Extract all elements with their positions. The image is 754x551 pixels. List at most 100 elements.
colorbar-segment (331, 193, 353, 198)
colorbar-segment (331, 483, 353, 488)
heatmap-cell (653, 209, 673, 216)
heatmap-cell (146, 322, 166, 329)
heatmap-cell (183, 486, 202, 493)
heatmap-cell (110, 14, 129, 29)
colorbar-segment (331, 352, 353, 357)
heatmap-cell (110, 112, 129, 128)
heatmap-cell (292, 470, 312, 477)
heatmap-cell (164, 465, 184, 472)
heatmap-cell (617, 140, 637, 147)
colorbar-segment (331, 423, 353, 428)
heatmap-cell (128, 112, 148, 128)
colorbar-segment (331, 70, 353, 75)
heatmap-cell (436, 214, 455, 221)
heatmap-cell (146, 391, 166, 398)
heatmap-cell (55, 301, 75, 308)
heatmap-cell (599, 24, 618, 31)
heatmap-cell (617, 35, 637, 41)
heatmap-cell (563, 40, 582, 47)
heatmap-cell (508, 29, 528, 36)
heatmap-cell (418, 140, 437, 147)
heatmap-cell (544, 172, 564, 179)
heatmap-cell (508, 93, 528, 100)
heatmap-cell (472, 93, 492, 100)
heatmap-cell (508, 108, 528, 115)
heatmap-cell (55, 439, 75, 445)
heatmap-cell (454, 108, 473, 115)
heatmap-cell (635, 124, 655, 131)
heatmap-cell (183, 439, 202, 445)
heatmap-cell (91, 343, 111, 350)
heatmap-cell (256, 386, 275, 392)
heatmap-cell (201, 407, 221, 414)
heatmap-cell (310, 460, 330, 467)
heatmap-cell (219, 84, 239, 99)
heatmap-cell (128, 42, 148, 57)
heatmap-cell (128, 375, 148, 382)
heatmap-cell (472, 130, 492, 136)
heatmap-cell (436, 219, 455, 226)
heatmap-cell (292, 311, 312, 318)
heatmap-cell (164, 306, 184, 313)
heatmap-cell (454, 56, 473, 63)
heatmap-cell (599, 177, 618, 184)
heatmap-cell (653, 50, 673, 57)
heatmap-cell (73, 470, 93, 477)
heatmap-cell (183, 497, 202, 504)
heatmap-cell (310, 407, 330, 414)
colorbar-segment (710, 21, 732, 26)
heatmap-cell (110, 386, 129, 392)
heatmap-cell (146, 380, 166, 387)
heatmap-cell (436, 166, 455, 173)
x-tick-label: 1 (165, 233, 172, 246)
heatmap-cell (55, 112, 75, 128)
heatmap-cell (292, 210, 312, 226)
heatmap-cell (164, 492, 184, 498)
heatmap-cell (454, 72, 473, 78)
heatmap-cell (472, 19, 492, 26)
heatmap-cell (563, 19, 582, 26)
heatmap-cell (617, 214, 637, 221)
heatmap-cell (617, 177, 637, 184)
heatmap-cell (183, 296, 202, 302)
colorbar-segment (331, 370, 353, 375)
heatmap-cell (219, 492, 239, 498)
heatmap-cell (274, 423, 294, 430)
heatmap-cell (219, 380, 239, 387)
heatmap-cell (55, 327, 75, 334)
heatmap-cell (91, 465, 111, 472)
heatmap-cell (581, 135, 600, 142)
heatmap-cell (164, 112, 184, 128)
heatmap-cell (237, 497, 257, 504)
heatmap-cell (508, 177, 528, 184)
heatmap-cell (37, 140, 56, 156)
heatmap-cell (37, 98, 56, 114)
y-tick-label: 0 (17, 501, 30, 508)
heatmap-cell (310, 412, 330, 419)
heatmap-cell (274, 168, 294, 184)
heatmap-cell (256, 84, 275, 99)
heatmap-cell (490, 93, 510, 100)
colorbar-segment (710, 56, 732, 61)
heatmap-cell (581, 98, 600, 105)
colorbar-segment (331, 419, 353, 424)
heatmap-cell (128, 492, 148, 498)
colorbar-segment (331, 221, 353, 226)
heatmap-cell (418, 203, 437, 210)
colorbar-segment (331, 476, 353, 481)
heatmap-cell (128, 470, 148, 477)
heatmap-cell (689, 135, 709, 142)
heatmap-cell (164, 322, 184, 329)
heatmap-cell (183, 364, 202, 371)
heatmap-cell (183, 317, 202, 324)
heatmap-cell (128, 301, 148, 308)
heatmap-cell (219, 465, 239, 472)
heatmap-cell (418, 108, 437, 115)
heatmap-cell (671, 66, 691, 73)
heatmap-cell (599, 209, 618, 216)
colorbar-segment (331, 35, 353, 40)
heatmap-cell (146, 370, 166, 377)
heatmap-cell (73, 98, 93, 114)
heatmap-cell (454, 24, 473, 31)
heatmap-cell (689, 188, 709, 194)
============================================================
Written problem
Reproduce the material above line for line, with no changes.

Exercise solution
Extract all elements with their positions. The image is 754x551 pixels. List at most 100 elements.
colorbar-segment (331, 193, 353, 198)
colorbar-segment (331, 483, 353, 488)
heatmap-cell (653, 209, 673, 216)
heatmap-cell (146, 322, 166, 329)
heatmap-cell (183, 486, 202, 493)
heatmap-cell (110, 14, 129, 29)
colorbar-segment (331, 352, 353, 357)
heatmap-cell (110, 112, 129, 128)
heatmap-cell (292, 470, 312, 477)
heatmap-cell (164, 465, 184, 472)
heatmap-cell (617, 140, 637, 147)
colorbar-segment (331, 423, 353, 428)
heatmap-cell (128, 112, 148, 128)
colorbar-segment (331, 70, 353, 75)
heatmap-cell (436, 214, 455, 221)
heatmap-cell (146, 391, 166, 398)
heatmap-cell (55, 301, 75, 308)
heatmap-cell (599, 24, 618, 31)
heatmap-cell (617, 35, 637, 41)
heatmap-cell (563, 40, 582, 47)
heatmap-cell (508, 29, 528, 36)
heatmap-cell (418, 140, 437, 147)
heatmap-cell (544, 172, 564, 179)
heatmap-cell (508, 93, 528, 100)
heatmap-cell (472, 93, 492, 100)
heatmap-cell (508, 108, 528, 115)
heatmap-cell (55, 439, 75, 445)
heatmap-cell (454, 108, 473, 115)
heatmap-cell (635, 124, 655, 131)
heatmap-cell (183, 439, 202, 445)
heatmap-cell (91, 343, 111, 350)
heatmap-cell (256, 386, 275, 392)
heatmap-cell (201, 407, 221, 414)
heatmap-cell (310, 460, 330, 467)
heatmap-cell (219, 84, 239, 99)
heatmap-cell (128, 42, 148, 57)
heatmap-cell (128, 375, 148, 382)
heatmap-cell (472, 130, 492, 136)
heatmap-cell (436, 219, 455, 226)
heatmap-cell (292, 311, 312, 318)
heatmap-cell (164, 306, 184, 313)
heatmap-cell (454, 56, 473, 63)
heatmap-cell (599, 177, 618, 184)
heatmap-cell (653, 50, 673, 57)
heatmap-cell (73, 470, 93, 477)
heatmap-cell (183, 497, 202, 504)
heatmap-cell (310, 407, 330, 414)
colorbar-segment (710, 21, 732, 26)
heatmap-cell (110, 386, 129, 392)
heatmap-cell (146, 380, 166, 387)
heatmap-cell (436, 166, 455, 173)
x-tick-label: 1 (165, 233, 172, 246)
heatmap-cell (55, 112, 75, 128)
heatmap-cell (292, 210, 312, 226)
heatmap-cell (164, 492, 184, 498)
heatmap-cell (454, 72, 473, 78)
heatmap-cell (472, 19, 492, 26)
heatmap-cell (563, 19, 582, 26)
heatmap-cell (617, 214, 637, 221)
heatmap-cell (617, 177, 637, 184)
heatmap-cell (183, 296, 202, 302)
colorbar-segment (331, 370, 353, 375)
heatmap-cell (219, 492, 239, 498)
heatmap-cell (274, 423, 294, 430)
heatmap-cell (219, 380, 239, 387)
heatmap-cell (55, 327, 75, 334)
heatmap-cell (91, 465, 111, 472)
heatmap-cell (581, 135, 600, 142)
heatmap-cell (164, 112, 184, 128)
heatmap-cell (237, 497, 257, 504)
heatmap-cell (508, 177, 528, 184)
heatmap-cell (37, 140, 56, 156)
heatmap-cell (37, 98, 56, 114)
y-tick-label: 0 (17, 501, 30, 508)
heatmap-cell (310, 412, 330, 419)
heatmap-cell (274, 168, 294, 184)
heatmap-cell (256, 84, 275, 99)
heatmap-cell (490, 93, 510, 100)
colorbar-segment (710, 56, 732, 61)
heatmap-cell (581, 98, 600, 105)
colorbar-segment (331, 419, 353, 424)
heatmap-cell (128, 492, 148, 498)
colorbar-segment (331, 221, 353, 226)
heatmap-cell (418, 203, 437, 210)
colorbar-segment (331, 476, 353, 481)
heatmap-cell (128, 470, 148, 477)
heatmap-cell (689, 135, 709, 142)
heatmap-cell (164, 322, 184, 329)
heatmap-cell (183, 364, 202, 371)
heatmap-cell (183, 317, 202, 324)
heatmap-cell (128, 301, 148, 308)
heatmap-cell (219, 465, 239, 472)
heatmap-cell (418, 108, 437, 115)
heatmap-cell (671, 66, 691, 73)
heatmap-cell (599, 209, 618, 216)
colorbar-segment (331, 35, 353, 40)
heatmap-cell (146, 370, 166, 377)
heatmap-cell (73, 98, 93, 114)
heatmap-cell (454, 24, 473, 31)
heatmap-cell (689, 188, 709, 194)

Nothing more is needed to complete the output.